Work to be completed -> Omit the pictures and retype only the lines from the one containing "Read all visible content and emit it as JSON." through the end of the listing, both ends included.

Stored data ->
>> Start
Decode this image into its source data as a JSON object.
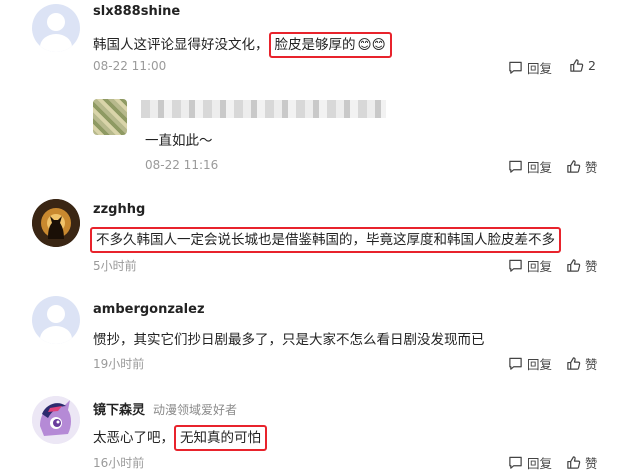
{
  "comments": [
    {
      "username": "slx888shine",
      "text_plain": "韩国人这评论显得好没文化，",
      "text_highlight": "脸皮是够厚的",
      "emoji": "😊😊",
      "time": "08-22 11:00",
      "reply_label": "回复",
      "like_label": "2"
    },
    {
      "username": "zzghhg",
      "text_highlight": "不多久韩国人一定会说长城也是借鉴韩国的，毕竟这厚度和韩国人脸皮差不多",
      "time": "5小时前",
      "reply_label": "回复",
      "like_label": "赞"
    },
    {
      "username": "ambergonzalez",
      "text_plain": "惯抄，其实它们抄日剧最多了，只是大家不怎么看日剧没发现而已",
      "time": "19小时前",
      "reply_label": "回复",
      "like_label": "赞"
    },
    {
      "username": "镜下森灵",
      "badge": "动漫领域爱好者",
      "text_plain": "太恶心了吧，",
      "text_highlight": "无知真的可怕",
      "time": "16小时前",
      "reply_label": "回复",
      "like_label": "赞"
    }
  ],
  "reply": {
    "text": "一直如此～",
    "time": "08-22 11:16",
    "reply_label": "回复",
    "like_label": "赞"
  },
  "icons": {
    "reply": "comment-bubble-icon",
    "like": "thumbs-up-icon"
  },
  "colors": {
    "highlight_border": "#e8232c",
    "meta_text": "#9a9a9a",
    "default_avatar": "#dce3f5"
  }
}
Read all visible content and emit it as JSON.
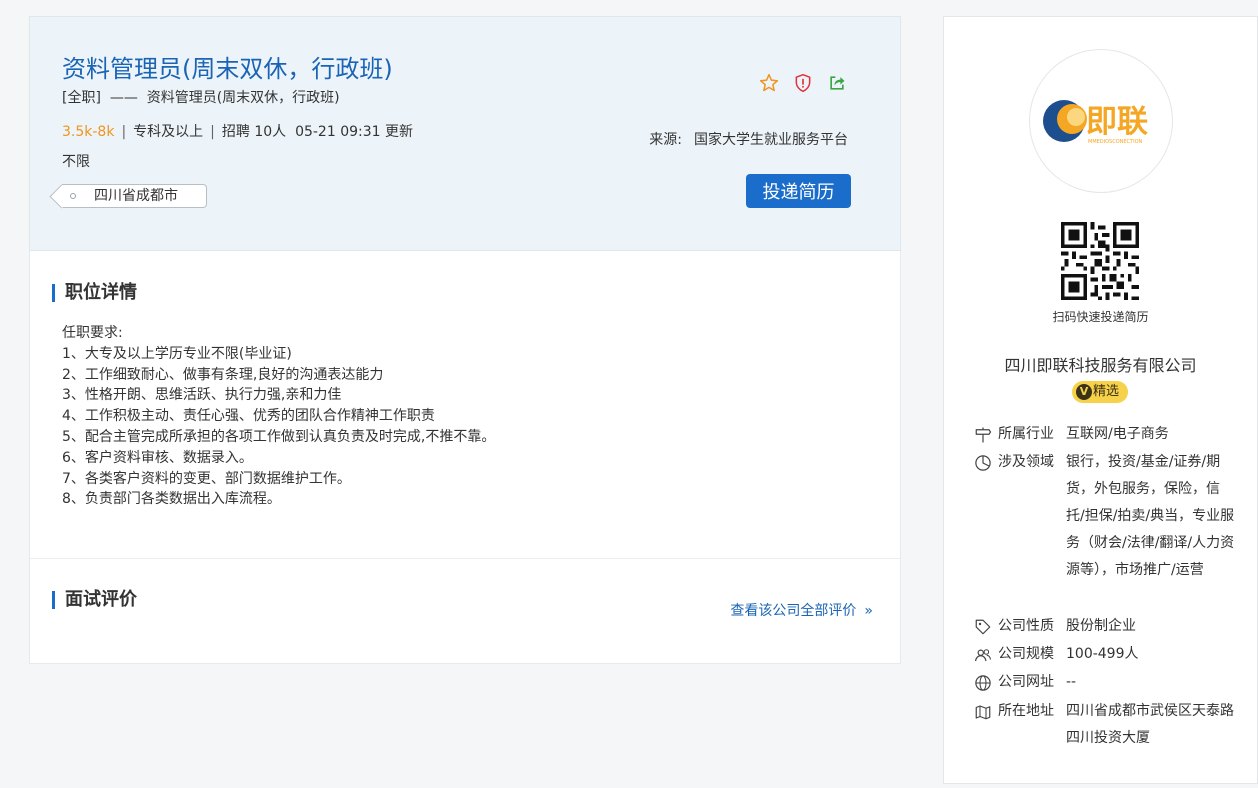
{
  "job": {
    "title": "资料管理员(周末双休，行政班)",
    "subtitle": "[全职]  ——  资料管理员(周末双休，行政班)",
    "salary": "3.5k-8k",
    "education": "专科及以上",
    "recruit": "招聘 10人",
    "updated": "05-21 09:31 更新",
    "experience": "不限",
    "location": "四川省成都市",
    "source_label": "来源:",
    "source_value": "国家大学生就业服务平台",
    "apply_label": "投递简历",
    "icons": [
      "star-icon",
      "report-shield-icon",
      "share-icon"
    ]
  },
  "detail": {
    "section_title": "职位详情",
    "requirements": [
      "任职要求:",
      "1、大专及以上学历专业不限(毕业证)",
      "2、工作细致耐心、做事有条理,良好的沟通表达能力",
      "3、性格开朗、思维活跃、执行力强,亲和力佳",
      "4、工作积极主动、责任心强、优秀的团队合作精神工作职责",
      "5、配合主管完成所承担的各项工作做到认真负责及时完成,不推不靠。",
      "6、客户资料审核、数据录入。",
      "7、各类客户资料的变更、部门数据维护工作。",
      "8、负责部门各类数据出入库流程。"
    ],
    "review_title": "面试评价",
    "review_link": "查看该公司全部评价",
    "review_chevron": "»"
  },
  "company": {
    "logo_text": "即联",
    "logo_subtext": "MMEDIOSCONECTION",
    "qr_caption": "扫码快速投递简历",
    "name": "四川即联科技服务有限公司",
    "badge": "精选",
    "badge_mark": "V",
    "info": [
      {
        "icon": "industry-signpost-icon",
        "key": "所属行业",
        "value": "互联网/电子商务"
      },
      {
        "icon": "domain-pie-icon",
        "key": "涉及领域",
        "value": "银行，投资/基金/证券/期货，外包服务，保险，信托/担保/拍卖/典当，专业服务（财会/法律/翻译/人力资源等），市场推广/运营"
      },
      {
        "icon": "tag-icon",
        "key": "公司性质",
        "value": "股份制企业"
      },
      {
        "icon": "people-icon",
        "key": "公司规模",
        "value": "100-499人"
      },
      {
        "icon": "globe-icon",
        "key": "公司网址",
        "value": "--"
      },
      {
        "icon": "map-icon",
        "key": "所在地址",
        "value": "四川省成都市武侯区天泰路四川投资大厦"
      }
    ]
  },
  "colors": {
    "title_blue": "#1a64b5",
    "button_blue": "#1a6dca",
    "salary_orange": "#f0941d",
    "header_bg": "#edf4f9",
    "badge_yellow": "#f6d14a"
  }
}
>> End
Output for this task ->
Read all visible content and emit it as JSON.
{
  "job": {
    "title": "资料管理员(周末双休，行政班)",
    "subtitle": "[全职]  ——  资料管理员(周末双休，行政班)",
    "salary": "3.5k-8k",
    "education": "专科及以上",
    "recruit": "招聘 10人",
    "updated": "05-21 09:31 更新",
    "experience": "不限",
    "location": "四川省成都市",
    "source_label": "来源:",
    "source_value": "国家大学生就业服务平台",
    "apply_label": "投递简历",
    "icons": [
      "star-icon",
      "report-shield-icon",
      "share-icon"
    ]
  },
  "detail": {
    "section_title": "职位详情",
    "requirements": [
      "任职要求:",
      "1、大专及以上学历专业不限(毕业证)",
      "2、工作细致耐心、做事有条理,良好的沟通表达能力",
      "3、性格开朗、思维活跃、执行力强,亲和力佳",
      "4、工作积极主动、责任心强、优秀的团队合作精神工作职责",
      "5、配合主管完成所承担的各项工作做到认真负责及时完成,不推不靠。",
      "6、客户资料审核、数据录入。",
      "7、各类客户资料的变更、部门数据维护工作。",
      "8、负责部门各类数据出入库流程。"
    ],
    "review_title": "面试评价",
    "review_link": "查看该公司全部评价",
    "review_chevron": "»"
  },
  "company": {
    "logo_text": "即联",
    "logo_subtext": "MMEDIOSCONECTION",
    "qr_caption": "扫码快速投递简历",
    "name": "四川即联科技服务有限公司",
    "badge": "精选",
    "badge_mark": "V",
    "info": [
      {
        "icon": "industry-signpost-icon",
        "key": "所属行业",
        "value": "互联网/电子商务"
      },
      {
        "icon": "domain-pie-icon",
        "key": "涉及领域",
        "value": "银行，投资/基金/证券/期货，外包服务，保险，信托/担保/拍卖/典当，专业服务（财会/法律/翻译/人力资源等），市场推广/运营"
      },
      {
        "icon": "tag-icon",
        "key": "公司性质",
        "value": "股份制企业"
      },
      {
        "icon": "people-icon",
        "key": "公司规模",
        "value": "100-499人"
      },
      {
        "icon": "globe-icon",
        "key": "公司网址",
        "value": "--"
      },
      {
        "icon": "map-icon",
        "key": "所在地址",
        "value": "四川省成都市武侯区天泰路四川投资大厦"
      }
    ]
  },
  "colors": {
    "title_blue": "#1a64b5",
    "button_blue": "#1a6dca",
    "salary_orange": "#f0941d",
    "header_bg": "#edf4f9",
    "badge_yellow": "#f6d14a"
  }
}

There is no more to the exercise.